■ EXERCISE AIM ■
Lines that include the string "linksextremistischen" are the ones to copy from the entries below.

---- DATA TO USE

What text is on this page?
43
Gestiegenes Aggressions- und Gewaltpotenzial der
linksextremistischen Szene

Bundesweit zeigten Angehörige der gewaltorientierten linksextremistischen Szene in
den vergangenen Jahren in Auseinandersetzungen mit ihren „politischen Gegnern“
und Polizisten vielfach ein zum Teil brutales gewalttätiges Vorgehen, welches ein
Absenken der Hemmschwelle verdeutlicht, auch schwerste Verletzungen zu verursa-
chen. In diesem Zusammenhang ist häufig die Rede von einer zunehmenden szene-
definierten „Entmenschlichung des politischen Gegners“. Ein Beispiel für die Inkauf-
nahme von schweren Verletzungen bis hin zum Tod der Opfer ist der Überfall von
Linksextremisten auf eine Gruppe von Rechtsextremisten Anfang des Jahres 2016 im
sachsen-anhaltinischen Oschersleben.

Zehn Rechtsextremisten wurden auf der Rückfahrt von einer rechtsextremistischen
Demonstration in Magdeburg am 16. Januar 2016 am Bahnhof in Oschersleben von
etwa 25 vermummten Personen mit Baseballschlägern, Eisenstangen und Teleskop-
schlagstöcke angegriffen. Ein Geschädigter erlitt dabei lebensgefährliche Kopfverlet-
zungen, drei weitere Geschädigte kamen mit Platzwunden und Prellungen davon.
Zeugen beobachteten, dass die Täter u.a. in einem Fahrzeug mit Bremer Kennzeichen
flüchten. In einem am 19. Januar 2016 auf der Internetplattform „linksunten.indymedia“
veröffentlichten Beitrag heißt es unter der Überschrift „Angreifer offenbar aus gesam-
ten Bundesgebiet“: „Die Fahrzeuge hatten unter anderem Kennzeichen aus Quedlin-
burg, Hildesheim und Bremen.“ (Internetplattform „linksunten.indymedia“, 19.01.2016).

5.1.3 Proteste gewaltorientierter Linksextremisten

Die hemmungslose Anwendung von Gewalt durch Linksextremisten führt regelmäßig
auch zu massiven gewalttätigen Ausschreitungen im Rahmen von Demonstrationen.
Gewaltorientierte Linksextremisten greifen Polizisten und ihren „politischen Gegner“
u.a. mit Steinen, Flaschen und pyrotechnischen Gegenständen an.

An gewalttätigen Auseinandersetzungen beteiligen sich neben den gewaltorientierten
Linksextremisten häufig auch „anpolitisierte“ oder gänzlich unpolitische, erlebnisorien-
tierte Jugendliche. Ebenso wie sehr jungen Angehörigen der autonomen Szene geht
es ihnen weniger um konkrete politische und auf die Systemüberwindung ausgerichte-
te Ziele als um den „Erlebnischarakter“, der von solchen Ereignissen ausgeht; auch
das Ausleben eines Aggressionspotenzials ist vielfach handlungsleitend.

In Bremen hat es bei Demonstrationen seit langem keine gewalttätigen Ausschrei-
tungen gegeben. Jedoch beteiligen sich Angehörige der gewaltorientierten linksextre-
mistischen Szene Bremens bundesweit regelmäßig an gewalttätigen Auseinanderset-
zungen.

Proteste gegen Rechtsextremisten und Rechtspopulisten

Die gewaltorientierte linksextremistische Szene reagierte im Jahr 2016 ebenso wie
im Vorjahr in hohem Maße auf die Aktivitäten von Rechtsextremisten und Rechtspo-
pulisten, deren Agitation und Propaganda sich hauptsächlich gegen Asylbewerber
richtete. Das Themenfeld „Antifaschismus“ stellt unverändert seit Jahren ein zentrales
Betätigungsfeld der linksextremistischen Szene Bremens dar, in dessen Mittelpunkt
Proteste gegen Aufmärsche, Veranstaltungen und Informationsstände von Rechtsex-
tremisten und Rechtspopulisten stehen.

--------

■ WRITTEN RESPONSE ■
linksextremistischen Szene
Bundesweit zeigten Angehörige der gewaltorientierten linksextremistischen Szene in
Betätigungsfeld der linksextremistischen Szene Bremens dar, in dessen Mittelpunkt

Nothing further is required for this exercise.